DOCUMENT SEGMENT:
^^^^^^^^

Devilling is a Victorian technique for resurrecting drab leftovers. It involves making a spicy paste from mustard, Indian chutney and other storecupboard standards, dressing cold, roast meats with the paste, then grilling until the whole confection is hot. The Victorians were wont to devil anything they could get their hands on; breakfast kidneys were devilled, eggs, hams, mutton chops: let’s be honest here. It was really a way to disguise food which was a bit elderly and didn’t taste that great any more.

In North and South, Elizabeth Gaskell describes some devilled chicken which “tasted like saw-dust”. The cook must have been low on mustard that day. Disraeli’s curiously awful Sybill describes the requirement for a cool glass of water with spicy devilled biscuits (I am still not quite clear on how precisely you’re meant to devil a biscuit – he probably meant that the biscuits were heavy on the chillies). These days, we don’t really use this technique much any more, although I do remember a home economics class at school which culminated with a slightly boingy hard-boiled egg piped full of a gritty orange yolk, mayonnaise and raw spice mixture. Unsurprisingly, I haven’t devilled anything since.

^^^^^^^^

ACTIVITIES:
- a) According to the piece on devilling, what did the devilled chicken in Elizabeth Gaskell's novel taste like?
- b) Please resume the piece on devilling after its last sentence and write on in the same voice.
The items have nothing to do with this work.

^^^^^^^^

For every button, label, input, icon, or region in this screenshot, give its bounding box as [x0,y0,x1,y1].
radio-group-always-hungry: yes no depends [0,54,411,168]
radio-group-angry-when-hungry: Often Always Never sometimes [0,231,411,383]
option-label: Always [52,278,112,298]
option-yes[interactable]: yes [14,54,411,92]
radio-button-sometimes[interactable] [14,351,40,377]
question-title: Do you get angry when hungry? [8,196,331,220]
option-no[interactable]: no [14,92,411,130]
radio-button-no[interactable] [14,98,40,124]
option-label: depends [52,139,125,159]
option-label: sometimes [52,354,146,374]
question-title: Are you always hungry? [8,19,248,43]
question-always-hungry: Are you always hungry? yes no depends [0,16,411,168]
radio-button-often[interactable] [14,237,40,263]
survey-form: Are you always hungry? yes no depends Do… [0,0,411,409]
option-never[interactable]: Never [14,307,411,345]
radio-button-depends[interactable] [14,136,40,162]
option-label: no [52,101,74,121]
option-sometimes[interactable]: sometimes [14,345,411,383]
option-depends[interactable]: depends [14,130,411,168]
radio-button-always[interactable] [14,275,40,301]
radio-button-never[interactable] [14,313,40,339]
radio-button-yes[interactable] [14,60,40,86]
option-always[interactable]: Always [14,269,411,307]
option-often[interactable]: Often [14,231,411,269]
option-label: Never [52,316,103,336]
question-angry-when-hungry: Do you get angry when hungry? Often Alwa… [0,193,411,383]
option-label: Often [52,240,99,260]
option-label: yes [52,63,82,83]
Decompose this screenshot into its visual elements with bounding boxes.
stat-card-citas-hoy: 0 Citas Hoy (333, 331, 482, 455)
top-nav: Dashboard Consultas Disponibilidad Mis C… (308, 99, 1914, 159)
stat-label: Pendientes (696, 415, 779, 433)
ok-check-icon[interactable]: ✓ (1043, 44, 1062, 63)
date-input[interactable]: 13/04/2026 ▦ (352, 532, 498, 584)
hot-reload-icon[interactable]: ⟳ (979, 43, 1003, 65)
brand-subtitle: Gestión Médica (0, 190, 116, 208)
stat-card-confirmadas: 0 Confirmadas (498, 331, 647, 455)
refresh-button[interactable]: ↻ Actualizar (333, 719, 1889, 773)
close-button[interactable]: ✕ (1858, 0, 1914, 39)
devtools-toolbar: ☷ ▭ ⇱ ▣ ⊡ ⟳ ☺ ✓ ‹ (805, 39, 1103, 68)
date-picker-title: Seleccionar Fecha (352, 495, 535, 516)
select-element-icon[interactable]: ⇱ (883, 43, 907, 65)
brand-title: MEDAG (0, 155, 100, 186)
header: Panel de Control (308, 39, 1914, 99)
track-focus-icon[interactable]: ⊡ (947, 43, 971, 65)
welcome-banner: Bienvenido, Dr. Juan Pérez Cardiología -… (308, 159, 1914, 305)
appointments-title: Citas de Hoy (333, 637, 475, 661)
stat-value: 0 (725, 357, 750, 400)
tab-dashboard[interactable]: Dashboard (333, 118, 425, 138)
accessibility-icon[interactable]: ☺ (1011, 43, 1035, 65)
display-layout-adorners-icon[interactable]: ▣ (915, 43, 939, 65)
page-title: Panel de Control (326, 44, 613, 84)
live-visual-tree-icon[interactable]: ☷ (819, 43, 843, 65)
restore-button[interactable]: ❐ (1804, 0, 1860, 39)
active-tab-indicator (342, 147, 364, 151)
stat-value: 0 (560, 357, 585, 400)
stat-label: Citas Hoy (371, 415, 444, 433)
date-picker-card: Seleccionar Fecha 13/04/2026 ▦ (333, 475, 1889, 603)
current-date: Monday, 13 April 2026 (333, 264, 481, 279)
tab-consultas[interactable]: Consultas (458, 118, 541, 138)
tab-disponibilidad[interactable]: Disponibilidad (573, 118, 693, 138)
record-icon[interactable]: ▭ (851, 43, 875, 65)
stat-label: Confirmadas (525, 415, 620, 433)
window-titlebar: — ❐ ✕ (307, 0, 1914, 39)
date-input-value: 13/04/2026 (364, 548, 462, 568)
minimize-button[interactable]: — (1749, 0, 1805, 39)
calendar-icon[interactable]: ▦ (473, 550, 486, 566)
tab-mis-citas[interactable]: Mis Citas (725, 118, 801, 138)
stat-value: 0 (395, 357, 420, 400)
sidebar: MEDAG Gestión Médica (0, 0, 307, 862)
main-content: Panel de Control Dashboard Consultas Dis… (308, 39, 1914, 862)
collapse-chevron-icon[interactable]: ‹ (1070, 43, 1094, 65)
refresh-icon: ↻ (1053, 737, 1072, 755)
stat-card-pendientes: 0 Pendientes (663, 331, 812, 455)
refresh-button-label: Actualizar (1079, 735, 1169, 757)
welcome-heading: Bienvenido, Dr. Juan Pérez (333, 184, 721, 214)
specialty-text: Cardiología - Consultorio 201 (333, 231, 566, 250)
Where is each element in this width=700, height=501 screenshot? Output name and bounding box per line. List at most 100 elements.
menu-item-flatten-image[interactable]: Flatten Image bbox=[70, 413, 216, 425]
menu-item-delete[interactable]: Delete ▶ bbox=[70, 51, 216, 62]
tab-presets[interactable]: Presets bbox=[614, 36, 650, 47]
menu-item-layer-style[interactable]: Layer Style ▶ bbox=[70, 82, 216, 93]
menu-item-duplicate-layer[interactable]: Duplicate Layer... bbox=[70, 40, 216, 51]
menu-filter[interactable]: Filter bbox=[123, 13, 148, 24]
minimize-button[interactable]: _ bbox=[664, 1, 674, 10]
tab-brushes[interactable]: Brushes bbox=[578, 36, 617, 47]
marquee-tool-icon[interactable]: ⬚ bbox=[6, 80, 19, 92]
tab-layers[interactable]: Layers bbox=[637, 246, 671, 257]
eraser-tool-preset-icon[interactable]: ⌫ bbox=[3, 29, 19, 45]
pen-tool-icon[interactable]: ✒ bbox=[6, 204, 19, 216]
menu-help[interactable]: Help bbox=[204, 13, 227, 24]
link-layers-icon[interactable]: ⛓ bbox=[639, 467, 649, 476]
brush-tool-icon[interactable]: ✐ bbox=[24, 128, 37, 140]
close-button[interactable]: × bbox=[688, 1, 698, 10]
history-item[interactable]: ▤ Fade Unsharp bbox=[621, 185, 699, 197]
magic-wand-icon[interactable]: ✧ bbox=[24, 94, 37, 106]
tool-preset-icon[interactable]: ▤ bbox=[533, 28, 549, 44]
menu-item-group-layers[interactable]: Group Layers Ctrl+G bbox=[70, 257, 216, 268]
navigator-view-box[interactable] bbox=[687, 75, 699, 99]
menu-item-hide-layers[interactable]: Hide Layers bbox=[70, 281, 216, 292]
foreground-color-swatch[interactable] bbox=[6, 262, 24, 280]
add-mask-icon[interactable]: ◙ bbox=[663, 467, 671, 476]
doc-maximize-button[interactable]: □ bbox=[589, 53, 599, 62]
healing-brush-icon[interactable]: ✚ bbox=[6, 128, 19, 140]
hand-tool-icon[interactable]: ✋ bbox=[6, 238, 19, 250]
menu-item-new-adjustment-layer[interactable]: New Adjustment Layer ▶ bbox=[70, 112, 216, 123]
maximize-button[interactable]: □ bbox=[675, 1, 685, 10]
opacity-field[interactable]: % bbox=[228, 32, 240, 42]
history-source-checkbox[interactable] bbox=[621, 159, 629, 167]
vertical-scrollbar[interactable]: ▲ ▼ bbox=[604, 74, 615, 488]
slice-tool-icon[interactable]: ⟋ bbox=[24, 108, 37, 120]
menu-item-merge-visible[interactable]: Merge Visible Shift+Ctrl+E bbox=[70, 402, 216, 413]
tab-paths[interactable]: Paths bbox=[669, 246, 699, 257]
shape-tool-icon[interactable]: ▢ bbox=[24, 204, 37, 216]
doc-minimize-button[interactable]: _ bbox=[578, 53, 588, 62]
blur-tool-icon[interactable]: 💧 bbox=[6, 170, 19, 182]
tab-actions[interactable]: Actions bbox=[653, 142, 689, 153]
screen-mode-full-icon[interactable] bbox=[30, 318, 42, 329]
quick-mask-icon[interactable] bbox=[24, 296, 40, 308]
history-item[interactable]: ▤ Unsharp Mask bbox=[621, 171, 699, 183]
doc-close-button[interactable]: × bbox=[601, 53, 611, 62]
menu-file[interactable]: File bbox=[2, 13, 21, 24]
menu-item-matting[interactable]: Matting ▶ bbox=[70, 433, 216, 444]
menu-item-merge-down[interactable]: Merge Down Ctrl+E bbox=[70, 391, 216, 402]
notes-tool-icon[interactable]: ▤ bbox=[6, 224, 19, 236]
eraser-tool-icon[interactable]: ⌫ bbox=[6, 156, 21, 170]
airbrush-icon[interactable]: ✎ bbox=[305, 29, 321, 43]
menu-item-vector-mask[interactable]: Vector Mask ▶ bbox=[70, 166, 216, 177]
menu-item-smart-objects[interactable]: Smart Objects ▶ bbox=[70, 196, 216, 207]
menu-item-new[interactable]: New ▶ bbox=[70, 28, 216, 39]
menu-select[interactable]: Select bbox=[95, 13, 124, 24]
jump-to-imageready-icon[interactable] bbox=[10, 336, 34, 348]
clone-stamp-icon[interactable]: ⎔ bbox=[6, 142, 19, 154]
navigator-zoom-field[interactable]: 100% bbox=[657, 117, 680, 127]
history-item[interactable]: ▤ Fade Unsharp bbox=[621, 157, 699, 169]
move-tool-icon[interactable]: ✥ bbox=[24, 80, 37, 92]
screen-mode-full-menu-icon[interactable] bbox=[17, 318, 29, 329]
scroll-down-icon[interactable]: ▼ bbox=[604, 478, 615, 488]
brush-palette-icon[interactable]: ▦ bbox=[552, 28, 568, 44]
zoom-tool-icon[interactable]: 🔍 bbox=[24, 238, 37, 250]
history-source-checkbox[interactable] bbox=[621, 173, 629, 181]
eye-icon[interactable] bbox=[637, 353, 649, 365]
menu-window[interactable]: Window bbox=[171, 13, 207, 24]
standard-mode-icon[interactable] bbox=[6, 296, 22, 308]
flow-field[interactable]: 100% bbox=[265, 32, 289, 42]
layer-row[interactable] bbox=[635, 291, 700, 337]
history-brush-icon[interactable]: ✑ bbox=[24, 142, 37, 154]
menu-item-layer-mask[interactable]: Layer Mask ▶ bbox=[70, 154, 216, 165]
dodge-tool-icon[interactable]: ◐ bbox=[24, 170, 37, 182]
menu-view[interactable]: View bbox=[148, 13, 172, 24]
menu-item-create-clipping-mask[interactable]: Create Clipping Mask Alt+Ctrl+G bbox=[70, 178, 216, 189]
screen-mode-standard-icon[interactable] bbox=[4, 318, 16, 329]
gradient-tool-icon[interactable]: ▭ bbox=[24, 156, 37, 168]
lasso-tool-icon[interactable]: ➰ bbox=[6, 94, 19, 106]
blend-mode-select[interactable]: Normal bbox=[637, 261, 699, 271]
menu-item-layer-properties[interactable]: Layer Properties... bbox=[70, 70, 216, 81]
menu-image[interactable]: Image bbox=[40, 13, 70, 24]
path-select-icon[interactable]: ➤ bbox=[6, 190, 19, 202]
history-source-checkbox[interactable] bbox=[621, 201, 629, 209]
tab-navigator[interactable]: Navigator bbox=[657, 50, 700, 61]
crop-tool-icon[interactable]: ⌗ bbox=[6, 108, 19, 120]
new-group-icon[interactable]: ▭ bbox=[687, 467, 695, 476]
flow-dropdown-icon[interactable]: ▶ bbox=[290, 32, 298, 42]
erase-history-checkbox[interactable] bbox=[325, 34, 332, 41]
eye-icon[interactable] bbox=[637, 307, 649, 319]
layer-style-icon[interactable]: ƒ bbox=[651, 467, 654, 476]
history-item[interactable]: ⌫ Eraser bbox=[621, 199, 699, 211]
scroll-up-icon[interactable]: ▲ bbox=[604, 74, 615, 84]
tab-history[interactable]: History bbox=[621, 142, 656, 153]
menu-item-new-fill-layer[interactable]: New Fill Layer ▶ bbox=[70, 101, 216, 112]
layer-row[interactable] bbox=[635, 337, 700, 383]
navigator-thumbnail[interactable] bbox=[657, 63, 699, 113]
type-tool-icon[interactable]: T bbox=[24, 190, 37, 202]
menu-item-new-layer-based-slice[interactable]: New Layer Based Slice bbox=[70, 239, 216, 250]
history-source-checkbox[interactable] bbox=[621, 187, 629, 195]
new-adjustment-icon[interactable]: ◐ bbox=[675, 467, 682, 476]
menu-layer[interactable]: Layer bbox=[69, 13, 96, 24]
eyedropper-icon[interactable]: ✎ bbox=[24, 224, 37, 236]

^^^^^^^^

EXERCISE RESPONSES:
- a) It "tasted like saw-dust".

- b)
Never say never. Having mentally consigned devilled-anything to the ‘unlikely to be delicious’ pile, I found myself browsing through some of my antique recipe books at the weekend (a very cheap obsession, should you get bitten by the collecting bug; they’re usually available for pennies in bric a brac shops and they’re fascinating; who knew that powdered millipedes were good in a sort of soup for hysteria?) and read through a devilled chicken recipe. It actually sounded pretty good. I looked up another one. It sounded fantastic. Time to swallow my prejudice and get devilling. All the same, I decided to roast the chicken specifically for the dish rather than using leftovers. It was amazingly and unreservedly good, and it’s going to become a regular on our supper table. To devil my four chicken leg and thigh joints (these are almost always the bits left over when you have a roast) I made sure that unlike Mrs Gaskell, I didn’t skimp on the mustard, and that like Disraeli, I had a cold glass of water standing by. You’ll need:

4 chicken thigh and drumstick joints, pre-roasted or raw (see below)
1 ½ generous tablespoons Dijon mustard
1 ½ tablespoons good Indian chutney. I used Patak’s brinjal (aubergine) pickle, but any good mango chutney or similar will also be excellent here.
1 tablespoon chilli sauce
2 tablespoons butter
1 tablespoon Worcestershire sauce
A generous amount of pepper and salt
Flour (optional)

I realise this ingredients list sounds pretty peculiar. Persevere with it; Victorian flavours can seem oddly foreign to modern palates, but remain extremely good.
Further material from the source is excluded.